* [What needs to be done]:
Copy each line of the entries that contains the word "Electric".

Saved entries
****************************************
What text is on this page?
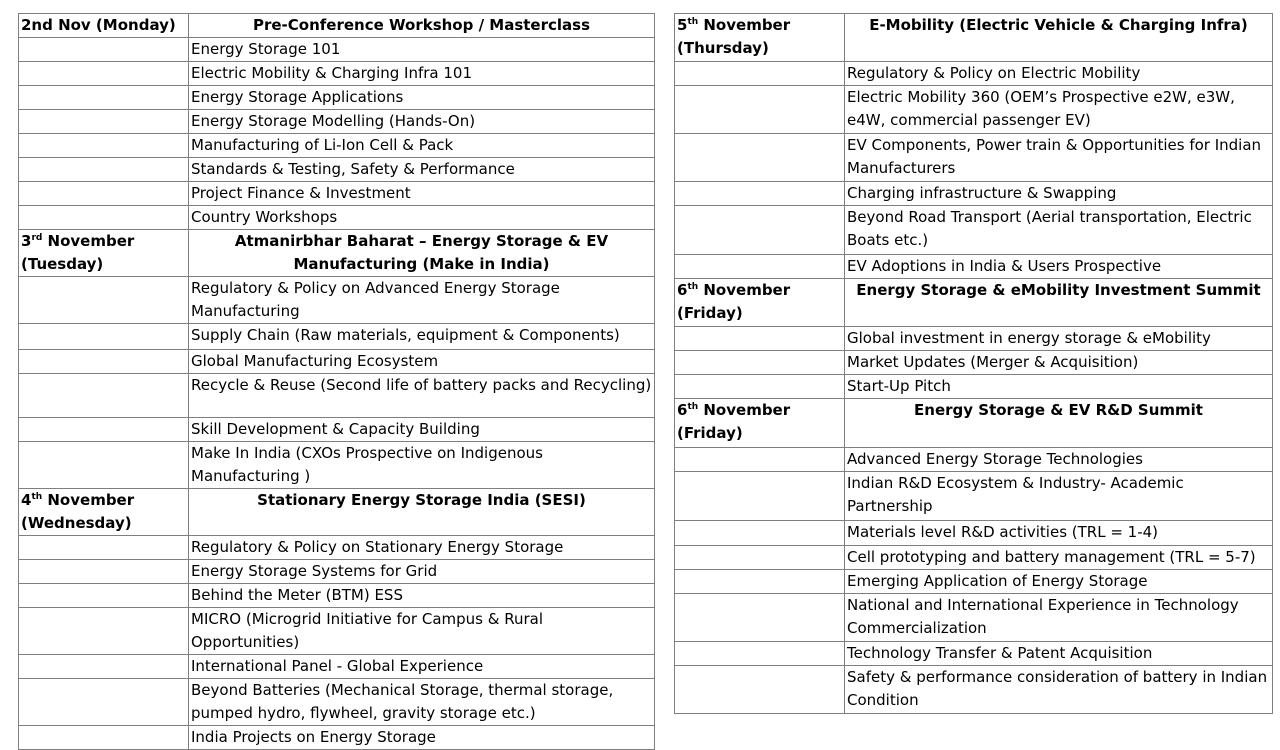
2nd Nov (Monday)	Pre-Conference Workshop / Masterclass
	Energy Storage 101
	Electric Mobility & Charging Infra 101
	Energy Storage Applications
	Energy Storage Modelling (Hands-On)
	Manufacturing of Li-Ion Cell & Pack
	Standards & Testing, Safety & Performance
	Project Finance & Investment
	Country Workshops
3rd November
(Tuesday)	Atmanirbhar Baharat – Energy Storage & EV Manufacturing (Make in India)
	Regulatory & Policy on Advanced Energy Storage Manufacturing
	Supply Chain (Raw materials, equipment & Components)
	Global Manufacturing Ecosystem
	Recycle & Reuse (Second life of battery packs and Recycling)
	Skill Development & Capacity Building
	Make In India (CXOs Prospective on Indigenous Manufacturing )
4th November
(Wednesday)	Stationary Energy Storage India (SESI)
	Regulatory & Policy on Stationary Energy Storage
	Energy Storage Systems for Grid
	Behind the Meter (BTM) ESS
	MICRO (Microgrid Initiative for Campus & Rural Opportunities)
	International Panel - Global Experience
	Beyond Batteries (Mechanical Storage, thermal storage, pumped hydro, flywheel, gravity storage etc.)
	India Projects on Energy Storage
5th November
(Thursday)	E-Mobility (Electric Vehicle & Charging Infra)
	Regulatory & Policy on Electric Mobility
	Electric Mobility 360 (OEM’s Prospective e2W, e3W, e4W, commercial passenger EV)
	EV Components, Power train & Opportunities for Indian Manufacturers
	Charging infrastructure & Swapping
	Beyond Road Transport (Aerial transportation, Electric Boats etc.)
	EV Adoptions in India & Users Prospective
6th November
(Friday)	Energy Storage & eMobility Investment Summit
	Global investment in energy storage & eMobility
	Market Updates (Merger & Acquisition)
	Start-Up Pitch
6th November
(Friday)	Energy Storage & EV R&D Summit
	Advanced Energy Storage Technologies
	Indian R&D Ecosystem & Industry- Academic Partnership
	Materials level R&D activities (TRL = 1-4)
	Cell prototyping and battery management (TRL = 5-7)
	Emerging Application of Energy Storage
	National and International Experience in Technology Commercialization
	Technology Transfer & Patent Acquisition
	Safety & performance consideration of battery in Indian Condition
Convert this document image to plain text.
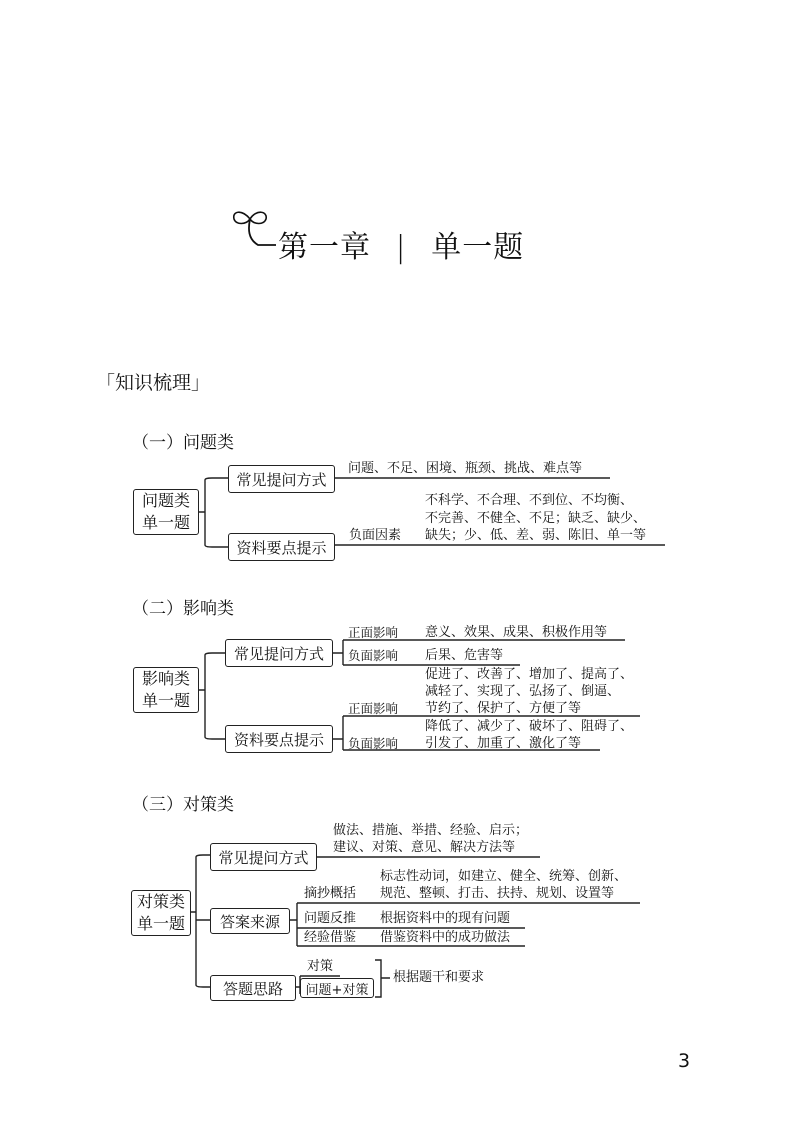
第一章 | 单一题
「知识梳理」
（一）问题类
问题类
单一题
常见提问方式
问题、不足、困境、瓶颈、挑战、难点等
资料要点提示
负面因素
不科学、不合理、不到位、不均衡、
不完善、不健全、不足；缺乏、缺少、
缺失；少、低、差、弱、陈旧、单一等
（二）影响类
影响类
单一题
常见提问方式
正面影响 意义、效果、成果、积极作用等
负面影响 后果、危害等
资料要点提示
正面影响
促进了、改善了、增加了、提高了、
减轻了、实现了、弘扬了、倒逼、
节约了、保护了、方便了等
负面影响
降低了、减少了、破坏了、阻碍了、
引发了、加重了、激化了等
（三）对策类
对策类
单一题
常见提问方式
做法、措施、举措、经验、启示；
建议、对策、意见、解决方法等
答案来源
摘抄概括
标志性动词，如建立、健全、统筹、创新、
规范、整顿、打击、扶持、规划、设置等
问题反推 根据资料中的现有问题
经验借鉴 借鉴资料中的成功做法
答题思路
对策
问题+对策
根据题干和要求
3
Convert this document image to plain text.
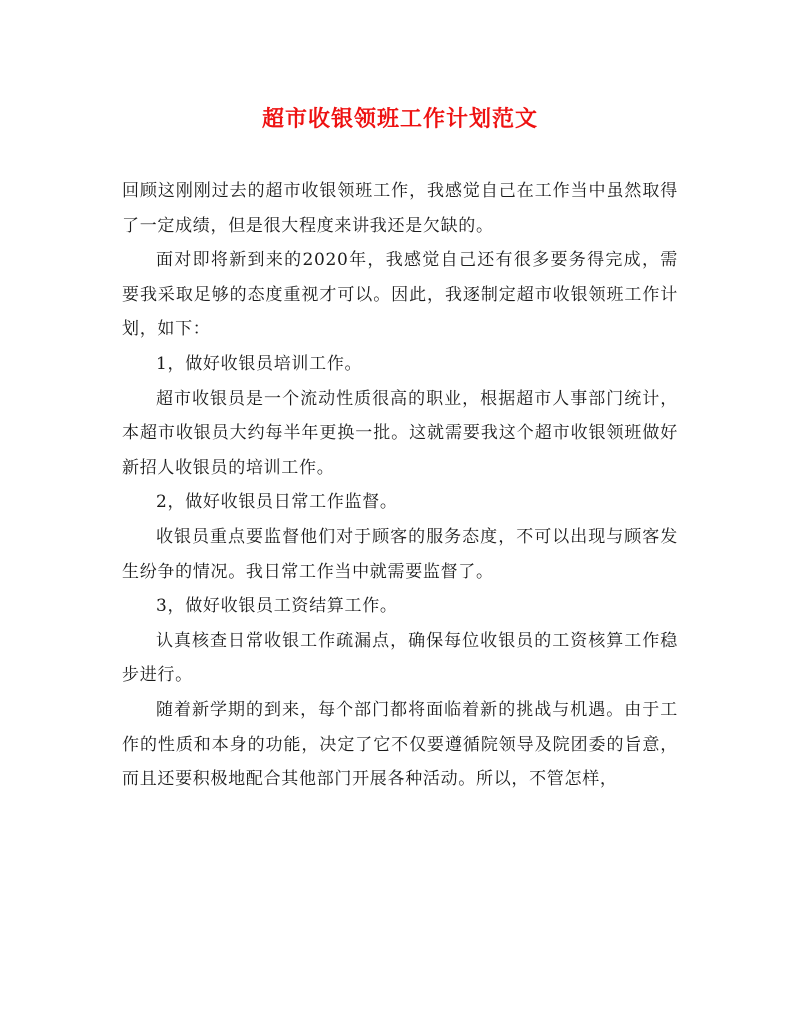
超市收银领班工作计划范文

回顾这刚刚过去的超市收银领班工作，我感觉自己在工作当中虽然取得了一定成绩，但是很大程度来讲我还是欠缺的。

面对即将新到来的2020年，我感觉自己还有很多要务得完成，需要我采取足够的态度重视才可以。因此，我逐制定超市收银领班工作计划，如下：

1，做好收银员培训工作。

超市收银员是一个流动性质很高的职业，根据超市人事部门统计，本超市收银员大约每半年更换一批。这就需要我这个超市收银领班做好新招人收银员的培训工作。

2，做好收银员日常工作监督。

收银员重点要监督他们对于顾客的服务态度，不可以出现与顾客发生纷争的情况。我日常工作当中就需要监督了。

3，做好收银员工资结算工作。

认真核查日常收银工作疏漏点，确保每位收银员的工资核算工作稳步进行。

随着新学期的到来，每个部门都将面临着新的挑战与机遇。由于工作的性质和本身的功能，决定了它不仅要遵循院领导及院团委的旨意，而且还要积极地配合其他部门开展各种活动。所以，不管怎样，
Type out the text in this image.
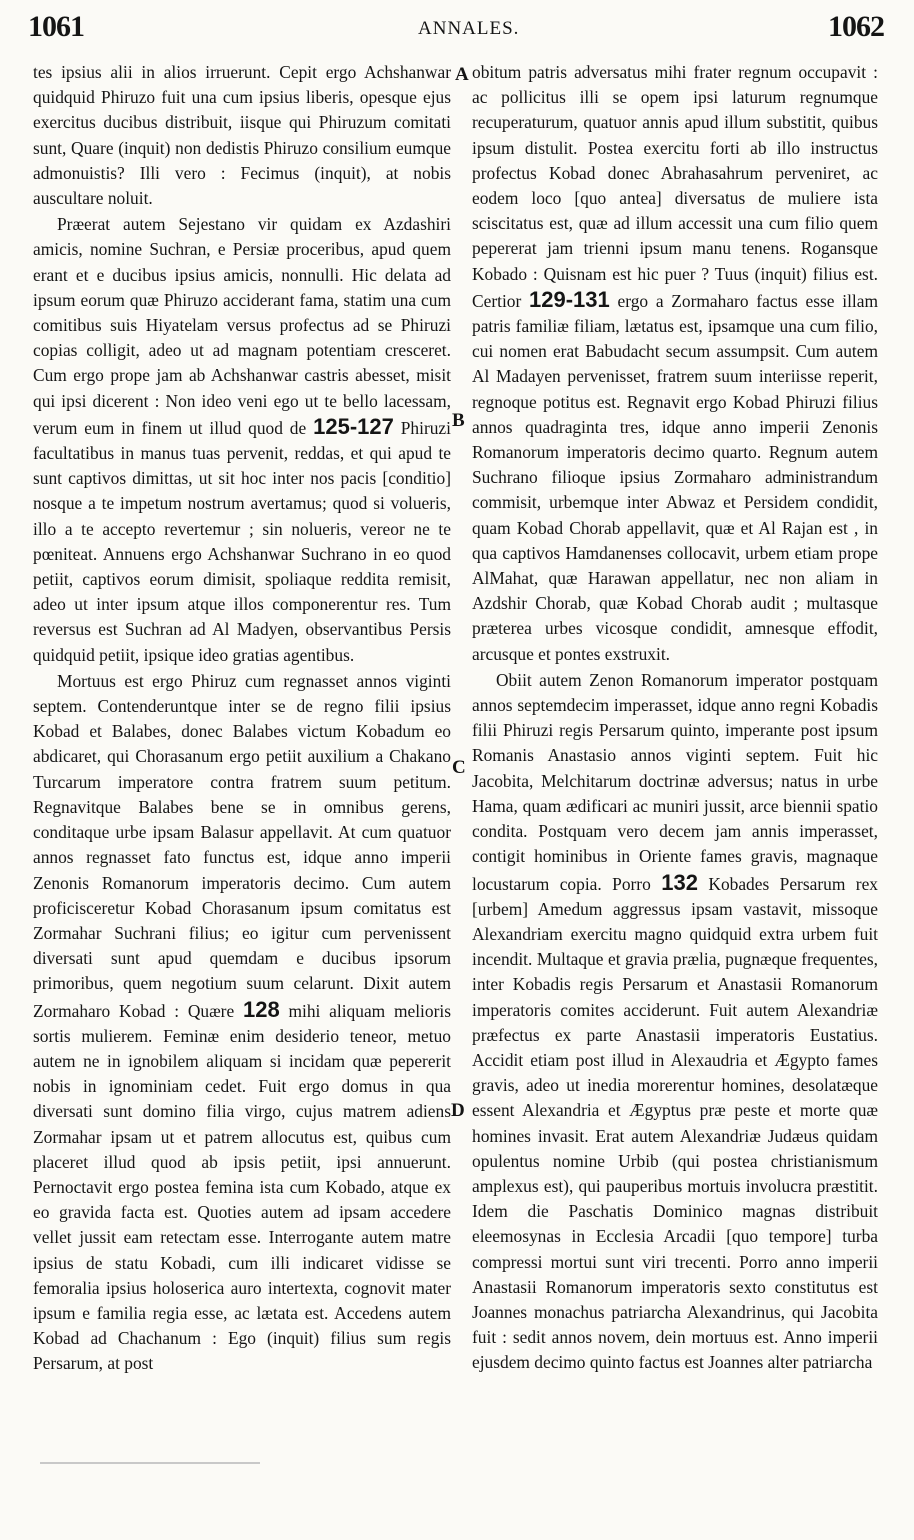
1061	ANNALES.	1062
A
B
C
D

tes ipsius alii in alios irruerunt. Cepit ergo Achshanwar quidquid Phiruzo fuit una cum ipsius liberis, opesque ejus exercitus ducibus distribuit, iisque qui Phiruzum comitati sunt, Quare (inquit) non dedistis Phiruzo consilium eumque admonuistis? Illi vero : Fecimus (inquit), at nobis auscultare noluit.

Præerat autem Sejestano vir quidam ex Azdashiri amicis, nomine Suchran, e Persiæ proceribus, apud quem erant et e ducibus ipsius amicis, nonnulli. Hic delata ad ipsum eorum quæ Phiruzo acciderant fama, statim una cum comitibus suis Hiyatelam versus profectus ad se Phiruzi copias colligit, adeo ut ad magnam potentiam cresceret. Cum ergo prope jam ab Achshanwar castris abesset, misit qui ipsi dicerent : Non ideo veni ego ut te bello lacessam, verum eum in finem ut illud quod de 125-127 Phiruzi facultatibus in manus tuas pervenit, reddas, et qui apud te sunt captivos dimittas, ut sit hoc inter nos pacis [conditio] nosque a te impetum nostrum avertamus; quod si volueris, illo a te accepto revertemur ; sin nolueris, vereor ne te pœniteat. Annuens ergo Achshanwar Suchrano in eo quod petiit, captivos eorum dimisit, spoliaque reddita remisit, adeo ut inter ipsum atque illos componerentur res. Tum reversus est Suchran ad Al Madyen, observantibus Persis quidquid petiit, ipsique ideo gratias agentibus.

Mortuus est ergo Phiruz cum regnasset annos viginti septem. Contenderuntque inter se de regno filii ipsius Kobad et Balabes, donec Balabes victum Kobadum eo abdicaret, qui Chorasanum ergo petiit auxilium a Chakano Turcarum imperatore contra fratrem suum petitum. Regnavitque Balabes bene se in omnibus gerens, conditaque urbe ipsam Balasur appellavit. At cum quatuor annos regnasset fato functus est, idque anno imperii Zenonis Romanorum imperatoris decimo. Cum autem proficisceretur Kobad Chorasanum ipsum comitatus est Zormahar Suchrani filius; eo igitur cum pervenissent diversati sunt apud quemdam e ducibus ipsorum primoribus, quem negotium suum celarunt. Dixit autem Zormaharo Kobad : Quære 128 mihi aliquam melioris sortis mulierem. Feminæ enim desiderio teneor, metuo autem ne in ignobilem aliquam si incidam quæ pepererit nobis in ignominiam cedet. Fuit ergo domus in qua diversati sunt domino filia virgo, cujus matrem adiens Zormahar ipsam ut et patrem allocutus est, quibus cum placeret illud quod ab ipsis petiit, ipsi annuerunt. Pernoctavit ergo postea femina ista cum Kobado, atque ex eo gravida facta est. Quoties autem ad ipsam accedere vellet jussit eam retectam esse. Interrogante autem matre ipsius de statu Kobadi, cum illi indicaret vidisse se femoralia ipsius holoserica auro intertexta, cognovit mater ipsum e familia regia esse, ac lætata est. Accedens autem Kobad ad Chachanum : Ego (inquit) filius sum regis Persarum, at post

obitum patris adversatus mihi frater regnum occupavit : ac pollicitus illi se opem ipsi laturum regnumque recuperaturum, quatuor annis apud illum substitit, quibus ipsum distulit. Postea exercitu forti ab illo instructus profectus Kobad donec Abrahasahrum perveniret, ac eodem loco [quo antea] diversatus de muliere ista sciscitatus est, quæ ad illum accessit una cum filio quem pepererat jam trienni ipsum manu tenens. Rogansque Kobado : Quisnam est hic puer ? Tuus (inquit) filius est. Certior 129-131 ergo a Zormaharo factus esse illam patris familiæ filiam, lætatus est, ipsamque una cum filio, cui nomen erat Babudacht secum assumpsit. Cum autem Al Madayen pervenisset, fratrem suum interiisse reperit, regnoque potitus est. Regnavit ergo Kobad Phiruzi filius annos quadraginta tres, idque anno imperii Zenonis Romanorum imperatoris decimo quarto. Regnum autem Suchrano filioque ipsius Zormaharo administrandum commisit, urbemque inter Abwaz et Persidem condidit, quam Kobad Chorab appellavit, quæ et Al Rajan est , in qua captivos Hamdanenses collocavit, urbem etiam prope AlMahat, quæ Harawan appellatur, nec non aliam in Azdshir Chorab, quæ Kobad Chorab audit ; multasque præterea urbes vicosque condidit, amnesque effodit, arcusque et pontes exstruxit.

Obiit autem Zenon Romanorum imperator postquam annos septemdecim imperasset, idque anno regni Kobadis filii Phiruzi regis Persarum quinto, imperante post ipsum Romanis Anastasio annos viginti septem. Fuit hic Jacobita, Melchitarum doctrinæ adversus; natus in urbe Hama, quam ædificari ac muniri jussit, arce biennii spatio condita. Postquam vero decem jam annis imperasset, contigit hominibus in Oriente fames gravis, magnaque locustarum copia. Porro 132 Kobades Persarum rex [urbem] Amedum aggressus ipsam vastavit, missoque Alexandriam exercitu magno quidquid extra urbem fuit incendit. Multaque et gravia prælia, pugnæque frequentes, inter Kobadis regis Persarum et Anastasii Romanorum imperatoris comites acciderunt. Fuit autem Alexandriæ præfectus ex parte Anastasii imperatoris Eustatius. Accidit etiam post illud in Alexaudria et Ægypto fames gravis, adeo ut inedia morerentur homines, desolatæque essent Alexandria et Ægyptus præ peste et morte quæ homines invasit. Erat autem Alexandriæ Judæus quidam opulentus nomine Urbib (qui postea christianismum amplexus est), qui pauperibus mortuis involucra præstitit. Idem die Paschatis Dominico magnas distribuit eleemosynas in Ecclesia Arcadii [quo tempore] turba compressi mortui sunt viri trecenti. Porro anno imperii Anastasii Romanorum imperatoris sexto constitutus est Joannes monachus patriarcha Alexandrinus, qui Jacobita fuit : sedit annos novem, dein mortuus est. Anno imperii ejusdem decimo quinto factus est Joannes alter patriarcha
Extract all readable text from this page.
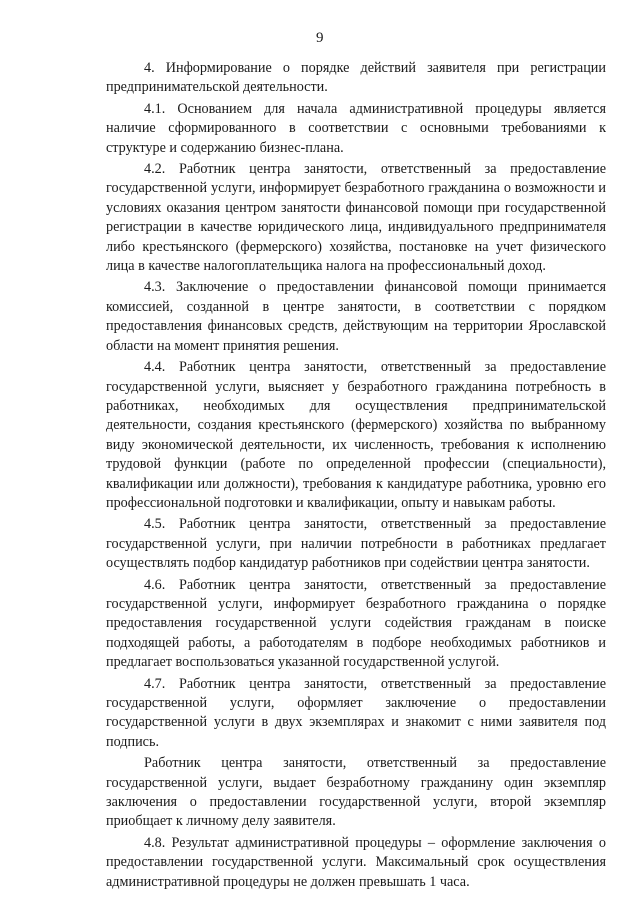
9

4. Информирование о порядке действий заявителя при регистрации предпринимательской деятельности.

4.1. Основанием для начала административной процедуры является наличие сформированного в соответствии с основными требованиями к структуре и содержанию бизнес-плана.

4.2. Работник центра занятости, ответственный за предоставление государственной услуги, информирует безработного гражданина о возможности и условиях оказания центром занятости финансовой помощи при государственной регистрации в качестве юридического лица, индивидуального предпринимателя либо крестьянского (фермерского) хозяйства, постановке на учет физического лица в качестве налогоплательщика налога на профессиональный доход.

4.3. Заключение о предоставлении финансовой помощи принимается комиссией, созданной в центре занятости, в соответствии с порядком предоставления финансовых средств, действующим на территории Ярославской области на момент принятия решения.

4.4. Работник центра занятости, ответственный за предоставление государственной услуги, выясняет у безработного гражданина потребность в работниках, необходимых для осуществления предпринимательской деятельности, создания крестьянского (фермерского) хозяйства по выбранному виду экономической деятельности, их численность, требования к исполнению трудовой функции (работе по определенной профессии (специальности), квалификации или должности), требования к кандидатуре работника, уровню его профессиональной подготовки и квалификации, опыту и навыкам работы.

4.5. Работник центра занятости, ответственный за предоставление государственной услуги, при наличии потребности в работниках предлагает осуществлять подбор кандидатур работников при содействии центра занятости.

4.6. Работник центра занятости, ответственный за предоставление государственной услуги, информирует безработного гражданина о порядке предоставления государственной услуги содействия гражданам в поиске подходящей работы, а работодателям в подборе необходимых работников и предлагает воспользоваться указанной государственной услугой.

4.7. Работник центра занятости, ответственный за предоставление государственной услуги, оформляет заключение о предоставлении государственной услуги в двух экземплярах и знакомит с ними заявителя под подпись.

Работник центра занятости, ответственный за предоставление государственной услуги, выдает безработному гражданину один экземпляр заключения о предоставлении государственной услуги, второй экземпляр приобщает к личному делу заявителя.

4.8. Результат административной процедуры – оформление заключения о предоставлении государственной услуги. Максимальный срок осуществления административной процедуры не должен превышать 1 часа.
****************************************
* [The response]:
	Electric Mobility & Charging Infra 101
(Thursday)	E-Mobility (Electric Vehicle & Charging Infra)
	Regulatory & Policy on Electric Mobility
	Electric Mobility 360 (OEM’s Prospective e2W, e3W, e4W, commercial passenger EV)
	Beyond Road Transport (Aerial transportation, Electric Boats etc.)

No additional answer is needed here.